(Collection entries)
********************
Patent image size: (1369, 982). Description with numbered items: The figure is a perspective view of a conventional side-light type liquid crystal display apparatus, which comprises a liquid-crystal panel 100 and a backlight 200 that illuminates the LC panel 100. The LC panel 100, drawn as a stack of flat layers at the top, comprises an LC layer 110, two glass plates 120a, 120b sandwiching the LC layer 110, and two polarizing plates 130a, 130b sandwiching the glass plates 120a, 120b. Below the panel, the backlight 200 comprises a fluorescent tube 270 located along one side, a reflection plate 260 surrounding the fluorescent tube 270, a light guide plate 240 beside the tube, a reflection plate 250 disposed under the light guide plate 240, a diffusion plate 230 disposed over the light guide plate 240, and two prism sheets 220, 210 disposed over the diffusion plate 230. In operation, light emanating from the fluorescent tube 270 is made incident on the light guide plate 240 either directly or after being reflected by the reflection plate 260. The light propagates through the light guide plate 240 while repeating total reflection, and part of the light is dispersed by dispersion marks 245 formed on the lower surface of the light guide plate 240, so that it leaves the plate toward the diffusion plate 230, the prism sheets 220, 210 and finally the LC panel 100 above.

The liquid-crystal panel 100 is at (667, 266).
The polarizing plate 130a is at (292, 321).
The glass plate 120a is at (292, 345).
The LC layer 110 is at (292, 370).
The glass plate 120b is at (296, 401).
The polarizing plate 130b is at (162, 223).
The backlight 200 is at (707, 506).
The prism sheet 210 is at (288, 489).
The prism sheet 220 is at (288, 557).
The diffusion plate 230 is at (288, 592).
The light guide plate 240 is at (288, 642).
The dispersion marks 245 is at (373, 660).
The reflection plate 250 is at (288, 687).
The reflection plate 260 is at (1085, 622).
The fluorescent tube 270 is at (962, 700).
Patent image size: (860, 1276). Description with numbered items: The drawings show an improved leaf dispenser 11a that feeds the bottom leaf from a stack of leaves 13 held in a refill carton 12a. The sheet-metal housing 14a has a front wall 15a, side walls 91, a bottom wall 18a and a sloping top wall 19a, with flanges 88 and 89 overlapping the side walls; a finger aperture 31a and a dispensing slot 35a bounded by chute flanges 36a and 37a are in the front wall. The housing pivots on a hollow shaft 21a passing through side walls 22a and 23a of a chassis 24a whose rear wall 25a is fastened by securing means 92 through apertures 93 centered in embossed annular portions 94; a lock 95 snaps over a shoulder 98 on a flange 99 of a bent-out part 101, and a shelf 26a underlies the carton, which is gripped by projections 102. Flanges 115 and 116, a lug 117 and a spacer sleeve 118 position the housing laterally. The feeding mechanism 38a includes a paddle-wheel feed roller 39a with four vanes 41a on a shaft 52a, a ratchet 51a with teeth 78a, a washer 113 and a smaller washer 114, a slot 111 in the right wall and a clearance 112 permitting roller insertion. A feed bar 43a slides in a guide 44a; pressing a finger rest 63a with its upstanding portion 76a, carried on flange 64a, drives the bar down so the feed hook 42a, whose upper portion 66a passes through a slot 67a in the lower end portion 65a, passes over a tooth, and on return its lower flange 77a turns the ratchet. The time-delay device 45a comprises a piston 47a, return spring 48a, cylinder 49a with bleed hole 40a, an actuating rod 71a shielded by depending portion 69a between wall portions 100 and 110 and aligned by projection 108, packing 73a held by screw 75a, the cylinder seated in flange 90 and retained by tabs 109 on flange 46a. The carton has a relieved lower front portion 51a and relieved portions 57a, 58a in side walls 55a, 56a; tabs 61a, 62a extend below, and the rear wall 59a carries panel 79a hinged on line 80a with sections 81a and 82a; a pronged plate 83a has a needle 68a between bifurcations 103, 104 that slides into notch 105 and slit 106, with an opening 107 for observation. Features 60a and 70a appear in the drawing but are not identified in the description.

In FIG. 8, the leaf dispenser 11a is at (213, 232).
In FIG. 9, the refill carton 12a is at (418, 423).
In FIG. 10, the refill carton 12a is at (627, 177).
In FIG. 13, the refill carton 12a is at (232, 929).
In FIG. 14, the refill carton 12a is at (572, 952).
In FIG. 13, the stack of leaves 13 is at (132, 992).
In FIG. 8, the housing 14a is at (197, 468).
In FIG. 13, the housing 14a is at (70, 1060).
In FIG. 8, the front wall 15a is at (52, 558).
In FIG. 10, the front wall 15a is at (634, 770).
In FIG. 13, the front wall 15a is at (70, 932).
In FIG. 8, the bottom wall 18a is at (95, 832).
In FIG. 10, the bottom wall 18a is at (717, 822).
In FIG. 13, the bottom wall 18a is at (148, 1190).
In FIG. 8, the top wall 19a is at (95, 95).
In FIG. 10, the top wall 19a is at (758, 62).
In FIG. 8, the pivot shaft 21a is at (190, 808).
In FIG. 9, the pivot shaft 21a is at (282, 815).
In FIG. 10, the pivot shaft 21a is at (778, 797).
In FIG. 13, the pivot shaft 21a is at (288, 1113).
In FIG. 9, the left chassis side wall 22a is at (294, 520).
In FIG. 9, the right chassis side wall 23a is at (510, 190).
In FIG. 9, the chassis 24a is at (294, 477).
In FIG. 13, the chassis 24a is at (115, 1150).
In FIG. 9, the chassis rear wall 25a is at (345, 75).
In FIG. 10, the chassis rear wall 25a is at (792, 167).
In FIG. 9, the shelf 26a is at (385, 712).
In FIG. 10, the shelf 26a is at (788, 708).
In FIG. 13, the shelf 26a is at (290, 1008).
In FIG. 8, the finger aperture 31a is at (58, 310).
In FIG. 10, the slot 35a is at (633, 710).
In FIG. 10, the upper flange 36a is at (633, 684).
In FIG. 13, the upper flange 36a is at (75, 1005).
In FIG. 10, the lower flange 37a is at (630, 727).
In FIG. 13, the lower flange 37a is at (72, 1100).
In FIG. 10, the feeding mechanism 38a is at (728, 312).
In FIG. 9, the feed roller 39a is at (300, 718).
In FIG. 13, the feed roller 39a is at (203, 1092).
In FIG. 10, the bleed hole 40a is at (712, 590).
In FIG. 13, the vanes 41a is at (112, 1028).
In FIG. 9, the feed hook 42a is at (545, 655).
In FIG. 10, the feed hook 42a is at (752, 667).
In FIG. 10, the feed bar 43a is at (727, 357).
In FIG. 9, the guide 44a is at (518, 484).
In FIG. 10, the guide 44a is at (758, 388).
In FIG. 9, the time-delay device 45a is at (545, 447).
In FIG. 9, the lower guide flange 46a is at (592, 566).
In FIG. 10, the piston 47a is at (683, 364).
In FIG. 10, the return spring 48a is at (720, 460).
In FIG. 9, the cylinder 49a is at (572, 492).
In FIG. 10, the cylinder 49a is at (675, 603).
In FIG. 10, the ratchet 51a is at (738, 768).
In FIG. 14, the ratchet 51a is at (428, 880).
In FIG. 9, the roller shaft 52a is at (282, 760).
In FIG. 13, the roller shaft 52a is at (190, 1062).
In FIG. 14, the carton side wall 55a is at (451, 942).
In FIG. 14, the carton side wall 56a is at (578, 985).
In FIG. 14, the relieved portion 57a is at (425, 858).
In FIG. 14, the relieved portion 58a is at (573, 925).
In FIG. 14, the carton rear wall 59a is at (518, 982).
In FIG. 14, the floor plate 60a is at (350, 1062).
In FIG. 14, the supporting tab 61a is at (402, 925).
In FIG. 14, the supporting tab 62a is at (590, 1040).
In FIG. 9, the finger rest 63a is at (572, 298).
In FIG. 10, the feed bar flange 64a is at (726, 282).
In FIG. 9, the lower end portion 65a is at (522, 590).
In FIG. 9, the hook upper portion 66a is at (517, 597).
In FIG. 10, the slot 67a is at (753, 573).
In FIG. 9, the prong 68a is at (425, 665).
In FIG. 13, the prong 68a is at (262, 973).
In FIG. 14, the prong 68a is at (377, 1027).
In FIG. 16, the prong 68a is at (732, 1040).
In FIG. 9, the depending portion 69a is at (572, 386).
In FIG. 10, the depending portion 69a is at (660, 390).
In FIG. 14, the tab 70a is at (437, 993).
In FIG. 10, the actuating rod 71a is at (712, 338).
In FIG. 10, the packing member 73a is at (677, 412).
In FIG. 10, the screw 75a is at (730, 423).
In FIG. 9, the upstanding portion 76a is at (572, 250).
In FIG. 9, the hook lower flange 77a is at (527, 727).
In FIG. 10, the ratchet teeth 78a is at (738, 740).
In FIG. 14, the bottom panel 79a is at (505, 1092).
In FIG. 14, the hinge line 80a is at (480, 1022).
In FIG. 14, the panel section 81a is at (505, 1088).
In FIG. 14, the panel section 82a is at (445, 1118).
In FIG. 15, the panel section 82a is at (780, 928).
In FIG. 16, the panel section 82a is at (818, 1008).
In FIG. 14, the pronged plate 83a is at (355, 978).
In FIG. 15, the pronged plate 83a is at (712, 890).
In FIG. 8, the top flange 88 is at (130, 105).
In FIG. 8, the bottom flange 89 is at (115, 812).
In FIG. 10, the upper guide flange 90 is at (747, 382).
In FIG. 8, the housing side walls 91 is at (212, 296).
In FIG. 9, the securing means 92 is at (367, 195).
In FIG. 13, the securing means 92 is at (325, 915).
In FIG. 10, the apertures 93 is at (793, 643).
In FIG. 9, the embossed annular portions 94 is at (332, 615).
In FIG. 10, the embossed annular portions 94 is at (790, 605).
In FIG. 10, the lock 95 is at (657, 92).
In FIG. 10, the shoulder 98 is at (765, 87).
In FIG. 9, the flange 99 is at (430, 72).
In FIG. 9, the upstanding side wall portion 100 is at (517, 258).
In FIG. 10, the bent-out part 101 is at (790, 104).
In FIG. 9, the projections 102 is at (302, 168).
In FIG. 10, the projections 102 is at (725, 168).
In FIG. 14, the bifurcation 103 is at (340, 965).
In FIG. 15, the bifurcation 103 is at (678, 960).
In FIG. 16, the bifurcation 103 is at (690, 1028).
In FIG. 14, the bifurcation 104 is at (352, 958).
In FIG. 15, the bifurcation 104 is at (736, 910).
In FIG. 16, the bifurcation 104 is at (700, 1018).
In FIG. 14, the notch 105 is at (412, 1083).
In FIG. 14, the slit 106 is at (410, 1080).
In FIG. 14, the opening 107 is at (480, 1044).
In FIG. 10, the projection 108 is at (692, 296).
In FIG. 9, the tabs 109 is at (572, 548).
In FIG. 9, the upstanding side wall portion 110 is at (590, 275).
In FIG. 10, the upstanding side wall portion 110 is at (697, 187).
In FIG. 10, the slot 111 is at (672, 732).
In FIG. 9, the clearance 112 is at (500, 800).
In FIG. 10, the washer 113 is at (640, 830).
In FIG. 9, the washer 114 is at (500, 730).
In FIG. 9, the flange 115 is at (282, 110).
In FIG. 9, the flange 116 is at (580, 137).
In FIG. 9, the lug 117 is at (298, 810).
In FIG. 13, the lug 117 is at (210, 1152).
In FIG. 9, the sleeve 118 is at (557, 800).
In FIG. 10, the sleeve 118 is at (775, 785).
********************
Can you output the listing from its start through the line containing "The prism sheet 220 is at (288, 557).", inclusive, as a two-column CSV with the columns input and output? Give one row per entry, each value in a single quoted field with line breaks replaced by spaces.

### [COMPLETE RESPONSE]
input,output
"Patent image size: (1369, 982). Description with numbered items: The figure is a perspective view of a conventional side-light type liquid crystal display apparatus, which comprises a liquid-crystal panel 100 and a backlight 200 that illuminates the LC panel 100. The LC panel 100, drawn as a stack of flat layers at the top, comprises an LC layer 110, two glass plates 120a, 120b sandwiching the LC layer 110, and two polarizing plates 130a, 130b sandwiching the glass plates 120a, 120b. Below the panel, the backlight 200 comprises a fluorescent tube 270 located along one side, a reflection plate 260 surrounding the fluorescent tube 270, a light guide plate 240 beside the tube, a reflection plate 250 disposed under the light guide plate 240, a diffusion plate 230 disposed over the light guide plate 240, and two prism sheets 220, 210 disposed over the diffusion plate 230. In operation, light emanating from the fluorescent tube 270 is made incident on the light guide plate 240 either directly or after being reflected by the reflection plate 260. The light propagates through the light guide plate 240 while repeating total reflection, and part of the light is dispersed by dispersion marks 245 formed on the lower surface of the light guide plate 240, so that it leaves the plate toward the diffusion plate 230, the prism sheets 220, 210 and finally the LC panel 100 above.","The liquid-crystal panel 100 is at (667, 266). The polarizing plate 130a is at (292, 321). The glass plate 120a is at (292, 345). The LC layer 110 is at (292, 370). The glass plate 120b is at (296, 401). The polarizing plate 130b is at (162, 223). The backlight 200 is at (707, 506). The prism sheet 210 is at (288, 489). The prism sheet 220 is at (288, 557)."